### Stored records
= = = =
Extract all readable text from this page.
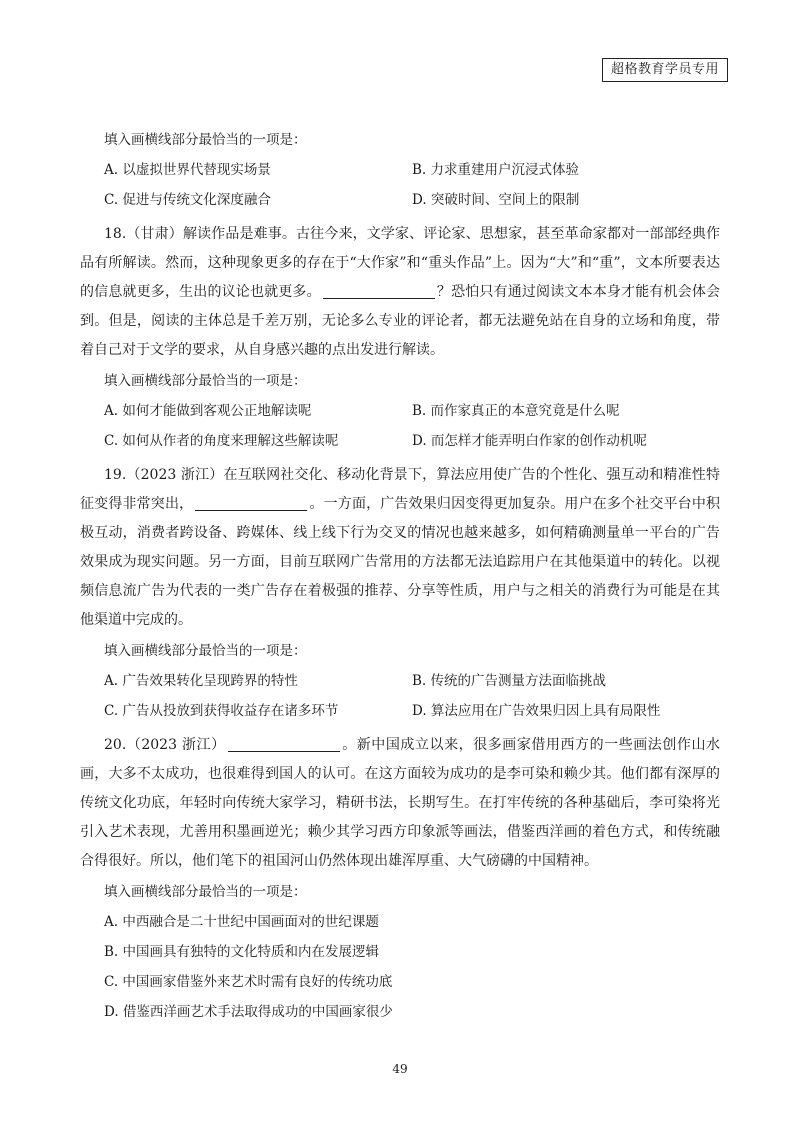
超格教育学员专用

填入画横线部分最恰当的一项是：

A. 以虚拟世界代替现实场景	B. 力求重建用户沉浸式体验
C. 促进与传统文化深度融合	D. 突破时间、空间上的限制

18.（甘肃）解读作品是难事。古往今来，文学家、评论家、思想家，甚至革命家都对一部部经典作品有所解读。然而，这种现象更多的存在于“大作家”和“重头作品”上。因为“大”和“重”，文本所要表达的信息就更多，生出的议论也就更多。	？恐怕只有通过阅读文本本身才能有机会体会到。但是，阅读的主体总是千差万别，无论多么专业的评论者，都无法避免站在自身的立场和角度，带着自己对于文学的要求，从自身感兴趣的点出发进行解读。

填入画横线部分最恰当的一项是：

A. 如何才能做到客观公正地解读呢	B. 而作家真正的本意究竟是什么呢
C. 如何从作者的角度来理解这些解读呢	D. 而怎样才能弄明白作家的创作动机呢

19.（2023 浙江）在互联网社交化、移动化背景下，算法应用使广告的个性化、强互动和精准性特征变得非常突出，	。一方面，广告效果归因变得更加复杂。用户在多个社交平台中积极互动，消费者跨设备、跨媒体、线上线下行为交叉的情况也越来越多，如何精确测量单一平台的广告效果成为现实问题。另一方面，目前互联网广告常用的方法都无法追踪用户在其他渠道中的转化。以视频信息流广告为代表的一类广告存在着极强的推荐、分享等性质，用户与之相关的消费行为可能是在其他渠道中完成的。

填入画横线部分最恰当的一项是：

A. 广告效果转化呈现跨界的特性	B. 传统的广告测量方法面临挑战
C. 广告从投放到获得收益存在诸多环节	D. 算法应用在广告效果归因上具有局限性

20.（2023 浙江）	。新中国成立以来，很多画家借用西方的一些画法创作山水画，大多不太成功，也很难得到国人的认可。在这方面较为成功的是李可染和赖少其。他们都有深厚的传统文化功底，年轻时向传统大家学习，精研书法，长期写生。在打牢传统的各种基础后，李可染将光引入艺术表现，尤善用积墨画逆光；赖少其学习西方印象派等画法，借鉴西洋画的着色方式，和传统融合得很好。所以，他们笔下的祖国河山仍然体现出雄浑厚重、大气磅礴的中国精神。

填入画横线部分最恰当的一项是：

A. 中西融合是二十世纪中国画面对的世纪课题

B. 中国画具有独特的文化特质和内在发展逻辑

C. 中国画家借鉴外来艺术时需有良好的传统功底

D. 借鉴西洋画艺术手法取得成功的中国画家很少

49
= = = =
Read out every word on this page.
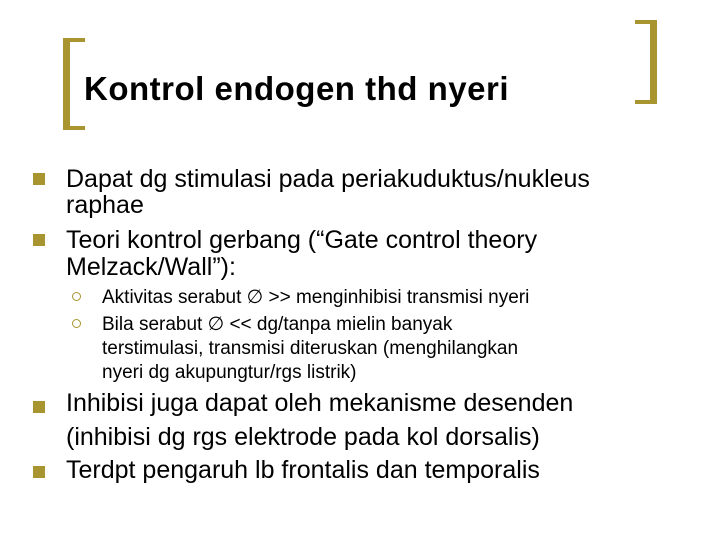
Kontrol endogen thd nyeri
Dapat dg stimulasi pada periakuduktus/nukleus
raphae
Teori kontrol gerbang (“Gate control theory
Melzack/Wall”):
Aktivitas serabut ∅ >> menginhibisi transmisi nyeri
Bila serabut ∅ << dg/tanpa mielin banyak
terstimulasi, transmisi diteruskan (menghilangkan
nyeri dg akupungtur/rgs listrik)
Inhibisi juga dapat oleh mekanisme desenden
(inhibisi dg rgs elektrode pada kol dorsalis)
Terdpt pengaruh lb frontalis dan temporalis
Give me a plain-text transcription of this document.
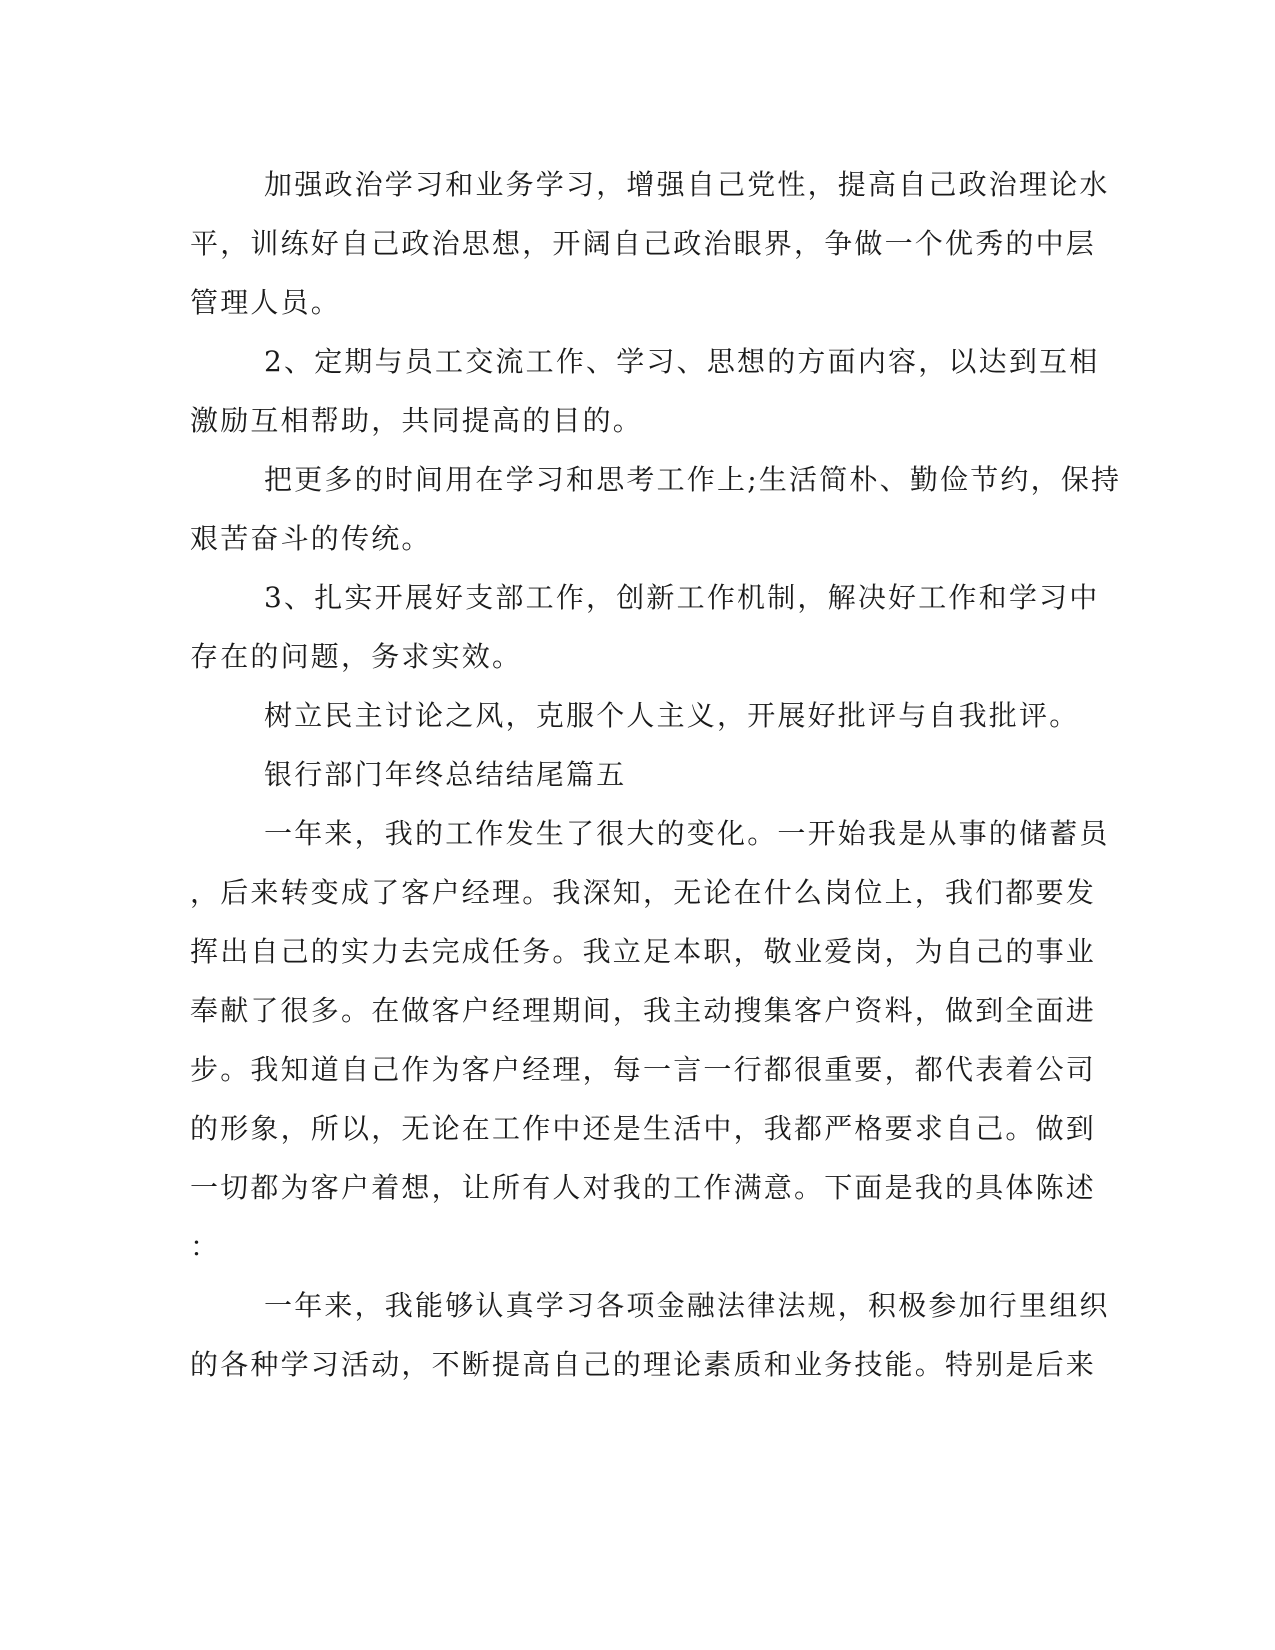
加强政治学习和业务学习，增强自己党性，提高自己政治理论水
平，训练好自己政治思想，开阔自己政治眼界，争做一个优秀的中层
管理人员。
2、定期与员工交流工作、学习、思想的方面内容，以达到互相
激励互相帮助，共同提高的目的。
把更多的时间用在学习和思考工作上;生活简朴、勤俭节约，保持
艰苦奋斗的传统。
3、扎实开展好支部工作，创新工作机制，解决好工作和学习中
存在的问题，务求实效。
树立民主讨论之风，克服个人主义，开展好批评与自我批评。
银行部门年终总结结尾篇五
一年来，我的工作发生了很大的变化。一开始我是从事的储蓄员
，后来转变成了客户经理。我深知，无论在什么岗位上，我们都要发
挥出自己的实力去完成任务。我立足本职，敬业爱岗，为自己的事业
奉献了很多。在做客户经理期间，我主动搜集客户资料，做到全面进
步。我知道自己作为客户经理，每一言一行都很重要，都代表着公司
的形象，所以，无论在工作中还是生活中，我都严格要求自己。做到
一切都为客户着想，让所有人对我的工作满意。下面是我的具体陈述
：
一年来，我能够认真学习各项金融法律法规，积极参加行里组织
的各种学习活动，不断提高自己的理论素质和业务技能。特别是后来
= = = =
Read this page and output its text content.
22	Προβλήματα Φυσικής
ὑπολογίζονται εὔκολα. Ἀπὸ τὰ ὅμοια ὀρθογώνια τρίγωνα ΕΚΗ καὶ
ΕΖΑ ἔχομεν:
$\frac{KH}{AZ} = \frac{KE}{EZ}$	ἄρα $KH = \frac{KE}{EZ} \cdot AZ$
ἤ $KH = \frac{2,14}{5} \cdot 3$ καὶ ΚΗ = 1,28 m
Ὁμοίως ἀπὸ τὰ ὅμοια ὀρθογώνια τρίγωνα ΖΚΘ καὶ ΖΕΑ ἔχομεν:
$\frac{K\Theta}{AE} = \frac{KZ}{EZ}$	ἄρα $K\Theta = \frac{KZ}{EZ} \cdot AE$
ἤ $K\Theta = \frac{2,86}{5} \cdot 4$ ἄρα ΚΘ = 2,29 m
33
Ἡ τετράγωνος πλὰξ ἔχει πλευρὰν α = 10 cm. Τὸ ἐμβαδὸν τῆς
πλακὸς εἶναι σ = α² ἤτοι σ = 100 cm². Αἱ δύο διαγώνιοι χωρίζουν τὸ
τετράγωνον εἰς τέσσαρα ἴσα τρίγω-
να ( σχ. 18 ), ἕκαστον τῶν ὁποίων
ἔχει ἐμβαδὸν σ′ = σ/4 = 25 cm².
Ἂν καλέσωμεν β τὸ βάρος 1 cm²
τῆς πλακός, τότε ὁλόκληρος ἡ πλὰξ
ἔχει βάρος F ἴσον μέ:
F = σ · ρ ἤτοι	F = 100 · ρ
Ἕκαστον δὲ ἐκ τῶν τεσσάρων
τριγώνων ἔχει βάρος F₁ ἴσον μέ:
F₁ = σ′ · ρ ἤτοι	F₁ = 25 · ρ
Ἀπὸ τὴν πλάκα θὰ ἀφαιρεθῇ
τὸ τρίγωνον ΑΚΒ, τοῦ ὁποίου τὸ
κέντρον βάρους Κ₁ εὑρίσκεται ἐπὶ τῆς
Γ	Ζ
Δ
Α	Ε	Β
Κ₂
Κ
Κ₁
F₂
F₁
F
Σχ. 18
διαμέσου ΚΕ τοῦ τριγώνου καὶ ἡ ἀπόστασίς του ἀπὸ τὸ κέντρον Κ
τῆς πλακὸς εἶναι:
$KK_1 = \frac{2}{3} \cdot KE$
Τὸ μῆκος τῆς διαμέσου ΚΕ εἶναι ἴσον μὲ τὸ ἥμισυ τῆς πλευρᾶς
= = = =
### REQUIRED WORK
For the entries above, count the lines that contain the string "transmisi", and state that number without further comment.

### ANSWER
2